• **Work to do**:
Set the listing down again in full, word for word, with the pictures left out.

• **Record list**:
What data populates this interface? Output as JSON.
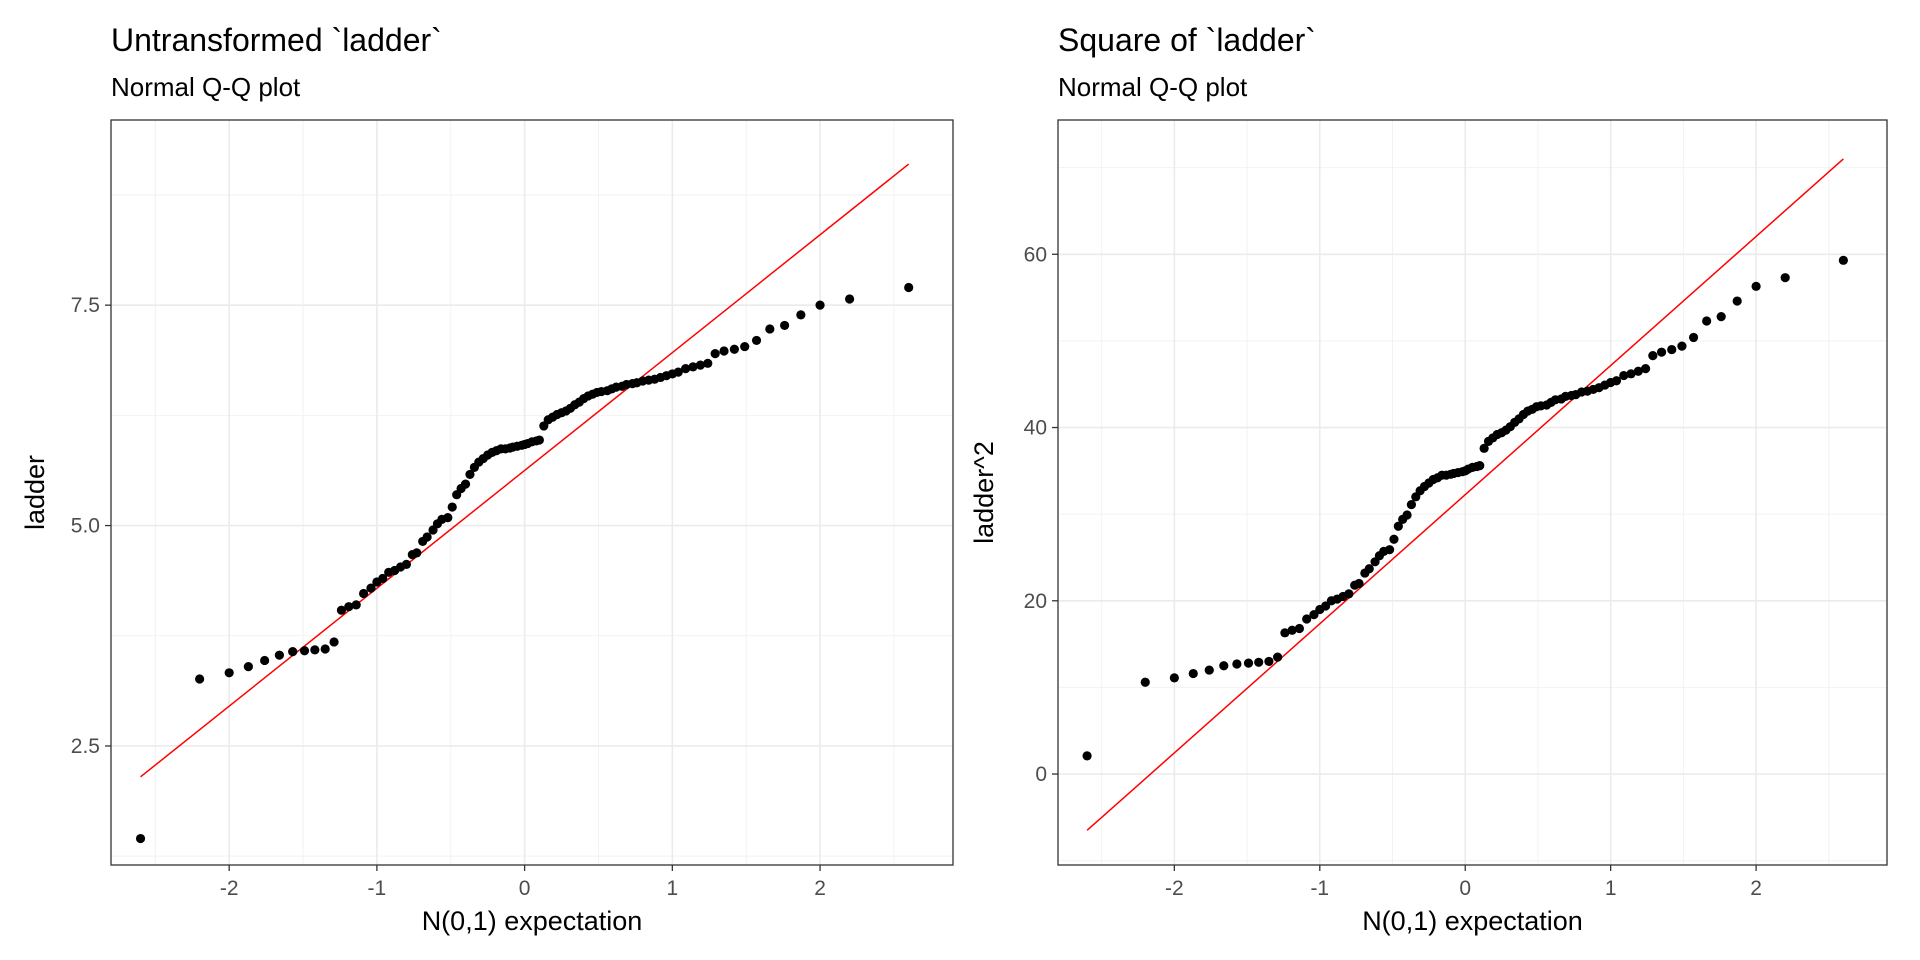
{
  "chart_data": [
    {
      "type": "scatter",
      "title": "Untransformed `ladder`",
      "subtitle": "Normal Q-Q plot",
      "xlabel": "N(0,1) expectation",
      "ylabel": "ladder",
      "xlim": [
        -2.8,
        2.9
      ],
      "ylim": [
        1.15,
        9.6
      ],
      "xticks": [
        -2,
        -1,
        0,
        1,
        2
      ],
      "xtick_labels": [
        "-2",
        "-1",
        "0",
        "1",
        "2"
      ],
      "yticks": [
        2.5,
        5.0,
        7.5
      ],
      "ytick_labels": [
        "2.5",
        "5.0",
        "7.5"
      ],
      "grid": true,
      "points": {
        "x": [
          -2.6,
          -2.2,
          -2.0,
          -1.87,
          -1.76,
          -1.66,
          -1.57,
          -1.49,
          -1.42,
          -1.35,
          -1.29,
          -1.24,
          -1.19,
          -1.14,
          -1.09,
          -1.04,
          -1.0,
          -0.96,
          -0.92,
          -0.88,
          -0.84,
          -0.8,
          -0.76,
          -0.73,
          -0.69,
          -0.66,
          -0.62,
          -0.59,
          -0.56,
          -0.52,
          -0.49,
          -0.46,
          -0.43,
          -0.4,
          -0.37,
          -0.34,
          -0.31,
          -0.28,
          -0.25,
          -0.22,
          -0.19,
          -0.16,
          -0.13,
          -0.1,
          -0.08,
          -0.05,
          -0.02,
          0.0,
          0.02,
          0.05,
          0.08,
          0.1,
          0.13,
          0.16,
          0.19,
          0.22,
          0.25,
          0.28,
          0.31,
          0.34,
          0.37,
          0.4,
          0.43,
          0.46,
          0.49,
          0.52,
          0.56,
          0.59,
          0.62,
          0.66,
          0.69,
          0.73,
          0.76,
          0.8,
          0.84,
          0.88,
          0.92,
          0.96,
          1.0,
          1.04,
          1.09,
          1.14,
          1.19,
          1.24,
          1.29,
          1.35,
          1.42,
          1.49,
          1.57,
          1.66,
          1.76,
          1.87,
          2.0,
          2.2,
          2.6
        ],
        "y": [
          1.45,
          3.26,
          3.33,
          3.4,
          3.47,
          3.53,
          3.57,
          3.58,
          3.59,
          3.6,
          3.68,
          4.04,
          4.08,
          4.1,
          4.23,
          4.29,
          4.36,
          4.4,
          4.47,
          4.49,
          4.53,
          4.56,
          4.67,
          4.69,
          4.82,
          4.87,
          4.95,
          5.02,
          5.07,
          5.09,
          5.21,
          5.35,
          5.42,
          5.47,
          5.58,
          5.66,
          5.72,
          5.76,
          5.8,
          5.83,
          5.85,
          5.87,
          5.87,
          5.88,
          5.89,
          5.9,
          5.91,
          5.92,
          5.93,
          5.95,
          5.96,
          5.97,
          6.13,
          6.2,
          6.23,
          6.26,
          6.28,
          6.3,
          6.33,
          6.37,
          6.4,
          6.44,
          6.47,
          6.49,
          6.51,
          6.52,
          6.53,
          6.55,
          6.57,
          6.58,
          6.6,
          6.61,
          6.62,
          6.64,
          6.65,
          6.66,
          6.68,
          6.7,
          6.72,
          6.74,
          6.78,
          6.8,
          6.82,
          6.84,
          6.95,
          6.98,
          7.0,
          7.03,
          7.1,
          7.23,
          7.27,
          7.39,
          7.5,
          7.57,
          7.7
        ]
      },
      "reference_line": {
        "x": [
          -2.6,
          2.6
        ],
        "y": [
          2.15,
          9.1
        ],
        "color": "#ff0000"
      },
      "point_color": "#000000"
    },
    {
      "type": "scatter",
      "title": "Square of `ladder`",
      "subtitle": "Normal Q-Q plot",
      "xlabel": "N(0,1) expectation",
      "ylabel": "ladder^2",
      "xlim": [
        -2.8,
        2.9
      ],
      "ylim": [
        -10.5,
        75.5
      ],
      "xticks": [
        -2,
        -1,
        0,
        1,
        2
      ],
      "xtick_labels": [
        "-2",
        "-1",
        "0",
        "1",
        "2"
      ],
      "yticks": [
        0,
        20,
        40,
        60
      ],
      "ytick_labels": [
        "0",
        "20",
        "40",
        "60"
      ],
      "grid": true,
      "points": {
        "x": [
          -2.6,
          -2.2,
          -2.0,
          -1.87,
          -1.76,
          -1.66,
          -1.57,
          -1.49,
          -1.42,
          -1.35,
          -1.29,
          -1.24,
          -1.19,
          -1.14,
          -1.09,
          -1.04,
          -1.0,
          -0.96,
          -0.92,
          -0.88,
          -0.84,
          -0.8,
          -0.76,
          -0.73,
          -0.69,
          -0.66,
          -0.62,
          -0.59,
          -0.56,
          -0.52,
          -0.49,
          -0.46,
          -0.43,
          -0.4,
          -0.37,
          -0.34,
          -0.31,
          -0.28,
          -0.25,
          -0.22,
          -0.19,
          -0.16,
          -0.13,
          -0.1,
          -0.08,
          -0.05,
          -0.02,
          0.0,
          0.02,
          0.05,
          0.08,
          0.1,
          0.13,
          0.16,
          0.19,
          0.22,
          0.25,
          0.28,
          0.31,
          0.34,
          0.37,
          0.4,
          0.43,
          0.46,
          0.49,
          0.52,
          0.56,
          0.59,
          0.62,
          0.66,
          0.69,
          0.73,
          0.76,
          0.8,
          0.84,
          0.88,
          0.92,
          0.96,
          1.0,
          1.04,
          1.09,
          1.14,
          1.19,
          1.24,
          1.29,
          1.35,
          1.42,
          1.49,
          1.57,
          1.66,
          1.76,
          1.87,
          2.0,
          2.2,
          2.6
        ],
        "y": [
          2.1,
          10.6,
          11.1,
          11.6,
          12.0,
          12.5,
          12.7,
          12.8,
          12.9,
          13.0,
          13.5,
          16.3,
          16.6,
          16.8,
          17.9,
          18.4,
          19.0,
          19.4,
          20.0,
          20.2,
          20.5,
          20.8,
          21.8,
          22.0,
          23.2,
          23.7,
          24.5,
          25.2,
          25.7,
          25.9,
          27.1,
          28.6,
          29.4,
          29.9,
          31.1,
          32.0,
          32.7,
          33.2,
          33.6,
          34.0,
          34.2,
          34.5,
          34.5,
          34.6,
          34.7,
          34.8,
          34.9,
          35.0,
          35.2,
          35.4,
          35.5,
          35.6,
          37.6,
          38.4,
          38.8,
          39.2,
          39.4,
          39.7,
          40.1,
          40.6,
          41.0,
          41.5,
          41.9,
          42.1,
          42.4,
          42.5,
          42.6,
          42.9,
          43.2,
          43.3,
          43.6,
          43.7,
          43.8,
          44.1,
          44.2,
          44.4,
          44.6,
          44.9,
          45.2,
          45.4,
          46.0,
          46.2,
          46.5,
          46.8,
          48.3,
          48.7,
          49.0,
          49.4,
          50.4,
          52.3,
          52.8,
          54.6,
          56.3,
          57.3,
          59.3
        ]
      },
      "reference_line": {
        "x": [
          -2.6,
          2.6
        ],
        "y": [
          -6.5,
          71.0
        ],
        "color": "#ff0000"
      },
      "point_color": "#000000"
    }
  ]
}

• **Completed exercise**:
What data populates this interface? Output as JSON.
{
  "chart_data": [
    {
      "type": "scatter",
      "title": "Untransformed `ladder`",
      "subtitle": "Normal Q-Q plot",
      "xlabel": "N(0,1) expectation",
      "ylabel": "ladder",
      "xlim": [
        -2.8,
        2.9
      ],
      "ylim": [
        1.15,
        9.6
      ],
      "xticks": [
        -2,
        -1,
        0,
        1,
        2
      ],
      "xtick_labels": [
        "-2",
        "-1",
        "0",
        "1",
        "2"
      ],
      "yticks": [
        2.5,
        5.0,
        7.5
      ],
      "ytick_labels": [
        "2.5",
        "5.0",
        "7.5"
      ],
      "grid": true,
      "points": {
        "x": [
          -2.6,
          -2.2,
          -2.0,
          -1.87,
          -1.76,
          -1.66,
          -1.57,
          -1.49,
          -1.42,
          -1.35,
          -1.29,
          -1.24,
          -1.19,
          -1.14,
          -1.09,
          -1.04,
          -1.0,
          -0.96,
          -0.92,
          -0.88,
          -0.84,
          -0.8,
          -0.76,
          -0.73,
          -0.69,
          -0.66,
          -0.62,
          -0.59,
          -0.56,
          -0.52,
          -0.49,
          -0.46,
          -0.43,
          -0.4,
          -0.37,
          -0.34,
          -0.31,
          -0.28,
          -0.25,
          -0.22,
          -0.19,
          -0.16,
          -0.13,
          -0.1,
          -0.08,
          -0.05,
          -0.02,
          0.0,
          0.02,
          0.05,
          0.08,
          0.1,
          0.13,
          0.16,
          0.19,
          0.22,
          0.25,
          0.28,
          0.31,
          0.34,
          0.37,
          0.4,
          0.43,
          0.46,
          0.49,
          0.52,
          0.56,
          0.59,
          0.62,
          0.66,
          0.69,
          0.73,
          0.76,
          0.8,
          0.84,
          0.88,
          0.92,
          0.96,
          1.0,
          1.04,
          1.09,
          1.14,
          1.19,
          1.24,
          1.29,
          1.35,
          1.42,
          1.49,
          1.57,
          1.66,
          1.76,
          1.87,
          2.0,
          2.2,
          2.6
        ],
        "y": [
          1.45,
          3.26,
          3.33,
          3.4,
          3.47,
          3.53,
          3.57,
          3.58,
          3.59,
          3.6,
          3.68,
          4.04,
          4.08,
          4.1,
          4.23,
          4.29,
          4.36,
          4.4,
          4.47,
          4.49,
          4.53,
          4.56,
          4.67,
          4.69,
          4.82,
          4.87,
          4.95,
          5.02,
          5.07,
          5.09,
          5.21,
          5.35,
          5.42,
          5.47,
          5.58,
          5.66,
          5.72,
          5.76,
          5.8,
          5.83,
          5.85,
          5.87,
          5.87,
          5.88,
          5.89,
          5.9,
          5.91,
          5.92,
          5.93,
          5.95,
          5.96,
          5.97,
          6.13,
          6.2,
          6.23,
          6.26,
          6.28,
          6.3,
          6.33,
          6.37,
          6.4,
          6.44,
          6.47,
          6.49,
          6.51,
          6.52,
          6.53,
          6.55,
          6.57,
          6.58,
          6.6,
          6.61,
          6.62,
          6.64,
          6.65,
          6.66,
          6.68,
          6.7,
          6.72,
          6.74,
          6.78,
          6.8,
          6.82,
          6.84,
          6.95,
          6.98,
          7.0,
          7.03,
          7.1,
          7.23,
          7.27,
          7.39,
          7.5,
          7.57,
          7.7
        ]
      },
      "reference_line": {
        "x": [
          -2.6,
          2.6
        ],
        "y": [
          2.15,
          9.1
        ],
        "color": "#ff0000"
      },
      "point_color": "#000000"
    },
    {
      "type": "scatter",
      "title": "Square of `ladder`",
      "subtitle": "Normal Q-Q plot",
      "xlabel": "N(0,1) expectation",
      "ylabel": "ladder^2",
      "xlim": [
        -2.8,
        2.9
      ],
      "ylim": [
        -10.5,
        75.5
      ],
      "xticks": [
        -2,
        -1,
        0,
        1,
        2
      ],
      "xtick_labels": [
        "-2",
        "-1",
        "0",
        "1",
        "2"
      ],
      "yticks": [
        0,
        20,
        40,
        60
      ],
      "ytick_labels": [
        "0",
        "20",
        "40",
        "60"
      ],
      "grid": true,
      "points": {
        "x": [
          -2.6,
          -2.2,
          -2.0,
          -1.87,
          -1.76,
          -1.66,
          -1.57,
          -1.49,
          -1.42,
          -1.35,
          -1.29,
          -1.24,
          -1.19,
          -1.14,
          -1.09,
          -1.04,
          -1.0,
          -0.96,
          -0.92,
          -0.88,
          -0.84,
          -0.8,
          -0.76,
          -0.73,
          -0.69,
          -0.66,
          -0.62,
          -0.59,
          -0.56,
          -0.52,
          -0.49,
          -0.46,
          -0.43,
          -0.4,
          -0.37,
          -0.34,
          -0.31,
          -0.28,
          -0.25,
          -0.22,
          -0.19,
          -0.16,
          -0.13,
          -0.1,
          -0.08,
          -0.05,
          -0.02,
          0.0,
          0.02,
          0.05,
          0.08,
          0.1,
          0.13,
          0.16,
          0.19,
          0.22,
          0.25,
          0.28,
          0.31,
          0.34,
          0.37,
          0.4,
          0.43,
          0.46,
          0.49,
          0.52,
          0.56,
          0.59,
          0.62,
          0.66,
          0.69,
          0.73,
          0.76,
          0.8,
          0.84,
          0.88,
          0.92,
          0.96,
          1.0,
          1.04,
          1.09,
          1.14,
          1.19,
          1.24,
          1.29,
          1.35,
          1.42,
          1.49,
          1.57,
          1.66,
          1.76,
          1.87,
          2.0,
          2.2,
          2.6
        ],
        "y": [
          2.1,
          10.6,
          11.1,
          11.6,
          12.0,
          12.5,
          12.7,
          12.8,
          12.9,
          13.0,
          13.5,
          16.3,
          16.6,
          16.8,
          17.9,
          18.4,
          19.0,
          19.4,
          20.0,
          20.2,
          20.5,
          20.8,
          21.8,
          22.0,
          23.2,
          23.7,
          24.5,
          25.2,
          25.7,
          25.9,
          27.1,
          28.6,
          29.4,
          29.9,
          31.1,
          32.0,
          32.7,
          33.2,
          33.6,
          34.0,
          34.2,
          34.5,
          34.5,
          34.6,
          34.7,
          34.8,
          34.9,
          35.0,
          35.2,
          35.4,
          35.5,
          35.6,
          37.6,
          38.4,
          38.8,
          39.2,
          39.4,
          39.7,
          40.1,
          40.6,
          41.0,
          41.5,
          41.9,
          42.1,
          42.4,
          42.5,
          42.6,
          42.9,
          43.2,
          43.3,
          43.6,
          43.7,
          43.8,
          44.1,
          44.2,
          44.4,
          44.6,
          44.9,
          45.2,
          45.4,
          46.0,
          46.2,
          46.5,
          46.8,
          48.3,
          48.7,
          49.0,
          49.4,
          50.4,
          52.3,
          52.8,
          54.6,
          56.3,
          57.3,
          59.3
        ]
      },
      "reference_line": {
        "x": [
          -2.6,
          2.6
        ],
        "y": [
          -6.5,
          71.0
        ],
        "color": "#ff0000"
      },
      "point_color": "#000000"
    }
  ]
}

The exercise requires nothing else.